Exercise task —
Using the entries that follow, collect the lines where the word "warnings" appears.

Excerpted data —
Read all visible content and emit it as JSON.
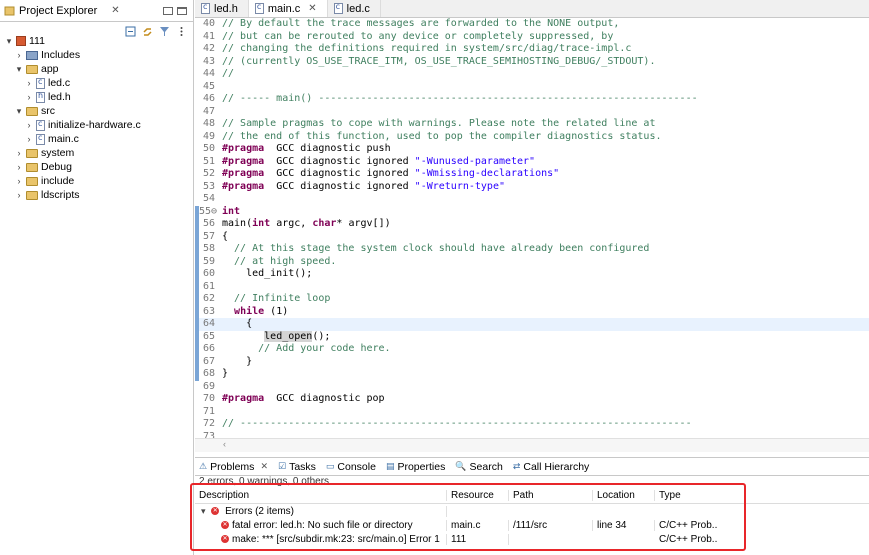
{
  "explorer": {
    "tab_label": "Project Explorer",
    "tree": [
      {
        "indent": 0,
        "caret": "▾",
        "icon": "proj",
        "label": "111"
      },
      {
        "indent": 1,
        "caret": "›",
        "icon": "lib",
        "label": "Includes"
      },
      {
        "indent": 1,
        "caret": "▾",
        "icon": "folder",
        "label": "app"
      },
      {
        "indent": 2,
        "caret": "›",
        "icon": "file",
        "label": "led.c"
      },
      {
        "indent": 2,
        "caret": "›",
        "icon": "file h",
        "label": "led.h"
      },
      {
        "indent": 1,
        "caret": "▾",
        "icon": "folder",
        "label": "src"
      },
      {
        "indent": 2,
        "caret": "›",
        "icon": "file",
        "label": "initialize-hardware.c"
      },
      {
        "indent": 2,
        "caret": "›",
        "icon": "file",
        "label": "main.c"
      },
      {
        "indent": 1,
        "caret": "›",
        "icon": "folder",
        "label": "system"
      },
      {
        "indent": 1,
        "caret": "›",
        "icon": "folder",
        "label": "Debug"
      },
      {
        "indent": 1,
        "caret": "›",
        "icon": "folder",
        "label": "include"
      },
      {
        "indent": 1,
        "caret": "›",
        "icon": "folder",
        "label": "ldscripts"
      }
    ]
  },
  "editor": {
    "tabs": [
      {
        "label": "led.h",
        "active": false,
        "close": ""
      },
      {
        "label": "main.c",
        "active": true,
        "close": "✕"
      },
      {
        "label": "led.c",
        "active": false,
        "close": ""
      }
    ],
    "lines": [
      {
        "n": "40",
        "hl": false,
        "cur": false,
        "text": "// By default the trace messages are forwarded to the NONE output,",
        "cls": "cm"
      },
      {
        "n": "41",
        "hl": false,
        "cur": false,
        "text": "// but can be rerouted to any device or completely suppressed, by",
        "cls": "cm"
      },
      {
        "n": "42",
        "hl": false,
        "cur": false,
        "text": "// changing the definitions required in system/src/diag/trace-impl.c",
        "cls": "cm"
      },
      {
        "n": "43",
        "hl": false,
        "cur": false,
        "text": "// (currently OS_USE_TRACE_ITM, OS_USE_TRACE_SEMIHOSTING_DEBUG/_STDOUT).",
        "cls": "cm"
      },
      {
        "n": "44",
        "hl": false,
        "cur": false,
        "text": "//",
        "cls": "cm"
      },
      {
        "n": "45",
        "hl": false,
        "cur": false,
        "text": "",
        "cls": ""
      },
      {
        "n": "46",
        "hl": false,
        "cur": false,
        "text": "// ----- main() ---------------------------------------------------------------",
        "cls": "cm"
      },
      {
        "n": "47",
        "hl": false,
        "cur": false,
        "text": "",
        "cls": ""
      },
      {
        "n": "48",
        "hl": false,
        "cur": false,
        "text": "// Sample pragmas to cope with warnings. Please note the related line at",
        "cls": "cm"
      },
      {
        "n": "49",
        "hl": false,
        "cur": false,
        "text": "// the end of this function, used to pop the compiler diagnostics status.",
        "cls": "cm"
      },
      {
        "n": "50",
        "hl": false,
        "cur": false,
        "text": "",
        "cls": "",
        "parts": [
          [
            "kw",
            "#pragma"
          ],
          [
            "",
            "  GCC diagnostic push"
          ]
        ]
      },
      {
        "n": "51",
        "hl": false,
        "cur": false,
        "text": "",
        "cls": "",
        "parts": [
          [
            "kw",
            "#pragma"
          ],
          [
            "",
            "  GCC diagnostic ignored "
          ],
          [
            "str",
            "\"-Wunused-parameter\""
          ]
        ]
      },
      {
        "n": "52",
        "hl": false,
        "cur": false,
        "text": "",
        "cls": "",
        "parts": [
          [
            "kw",
            "#pragma"
          ],
          [
            "",
            "  GCC diagnostic ignored "
          ],
          [
            "str",
            "\"-Wmissing-declarations\""
          ]
        ]
      },
      {
        "n": "53",
        "hl": false,
        "cur": false,
        "text": "",
        "cls": "",
        "parts": [
          [
            "kw",
            "#pragma"
          ],
          [
            "",
            "  GCC diagnostic ignored "
          ],
          [
            "str",
            "\"-Wreturn-type\""
          ]
        ]
      },
      {
        "n": "54",
        "hl": false,
        "cur": false,
        "text": "",
        "cls": ""
      },
      {
        "n": "55⊖",
        "hl": true,
        "cur": false,
        "text": "",
        "cls": "",
        "parts": [
          [
            "kw",
            "int"
          ]
        ]
      },
      {
        "n": "56",
        "hl": true,
        "cur": false,
        "text": "",
        "cls": "",
        "parts": [
          [
            "",
            "main("
          ],
          [
            "kw",
            "int"
          ],
          [
            "",
            " argc, "
          ],
          [
            "kw",
            "char"
          ],
          [
            "",
            "* argv[])"
          ]
        ]
      },
      {
        "n": "57",
        "hl": true,
        "cur": false,
        "text": "{",
        "cls": ""
      },
      {
        "n": "58",
        "hl": true,
        "cur": false,
        "text": "  // At this stage the system clock should have already been configured",
        "cls": "cm"
      },
      {
        "n": "59",
        "hl": true,
        "cur": false,
        "text": "  // at high speed.",
        "cls": "cm"
      },
      {
        "n": "60",
        "hl": true,
        "cur": false,
        "text": "    led_init();",
        "cls": ""
      },
      {
        "n": "61",
        "hl": true,
        "cur": false,
        "text": "",
        "cls": ""
      },
      {
        "n": "62",
        "hl": true,
        "cur": false,
        "text": "  // Infinite loop",
        "cls": "cm"
      },
      {
        "n": "63",
        "hl": true,
        "cur": false,
        "text": "",
        "cls": "",
        "parts": [
          [
            "",
            "  "
          ],
          [
            "kw",
            "while"
          ],
          [
            "",
            " (1)"
          ]
        ]
      },
      {
        "n": "64",
        "hl": true,
        "cur": true,
        "text": "    {",
        "cls": ""
      },
      {
        "n": "65",
        "hl": true,
        "cur": false,
        "text": "",
        "cls": "",
        "parts": [
          [
            "",
            "       "
          ],
          [
            "sel",
            "led_open"
          ],
          [
            "",
            "();"
          ]
        ]
      },
      {
        "n": "66",
        "hl": true,
        "cur": false,
        "text": "      // Add your code here.",
        "cls": "cm"
      },
      {
        "n": "67",
        "hl": true,
        "cur": false,
        "text": "    }",
        "cls": ""
      },
      {
        "n": "68",
        "hl": true,
        "cur": false,
        "text": "}",
        "cls": ""
      },
      {
        "n": "69",
        "hl": false,
        "cur": false,
        "text": "",
        "cls": ""
      },
      {
        "n": "70",
        "hl": false,
        "cur": false,
        "text": "",
        "cls": "",
        "parts": [
          [
            "kw",
            "#pragma"
          ],
          [
            "",
            "  GCC diagnostic pop"
          ]
        ]
      },
      {
        "n": "71",
        "hl": false,
        "cur": false,
        "text": "",
        "cls": ""
      },
      {
        "n": "72",
        "hl": false,
        "cur": false,
        "text": "// ---------------------------------------------------------------------------",
        "cls": "cm"
      },
      {
        "n": "73",
        "hl": false,
        "cur": false,
        "text": "",
        "cls": ""
      }
    ]
  },
  "problems": {
    "tabs": [
      "Problems",
      "Tasks",
      "Console",
      "Properties",
      "Search",
      "Call Hierarchy"
    ],
    "summary": "2 errors, 0 warnings, 0 others",
    "columns": [
      "Description",
      "Resource",
      "Path",
      "Location",
      "Type"
    ],
    "group_label": "Errors (2 items)",
    "rows": [
      {
        "desc": "fatal error: led.h: No such file or directory",
        "resource": "main.c",
        "path": "/111/src",
        "location": "line 34",
        "type": "C/C++ Prob..."
      },
      {
        "desc": "make: *** [src/subdir.mk:23: src/main.o] Error 1",
        "resource": "111",
        "path": "",
        "location": "",
        "type": "C/C++ Prob..."
      }
    ]
  },
  "colors": {
    "accent_box": "#e8262a",
    "hl_bar": "#7aa5d6"
  }
}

Expected answer —
        "text": "// Sample pragmas to cope with warnings. Please note the related line at",
    "summary": "2 errors, 0 warnings, 0 others",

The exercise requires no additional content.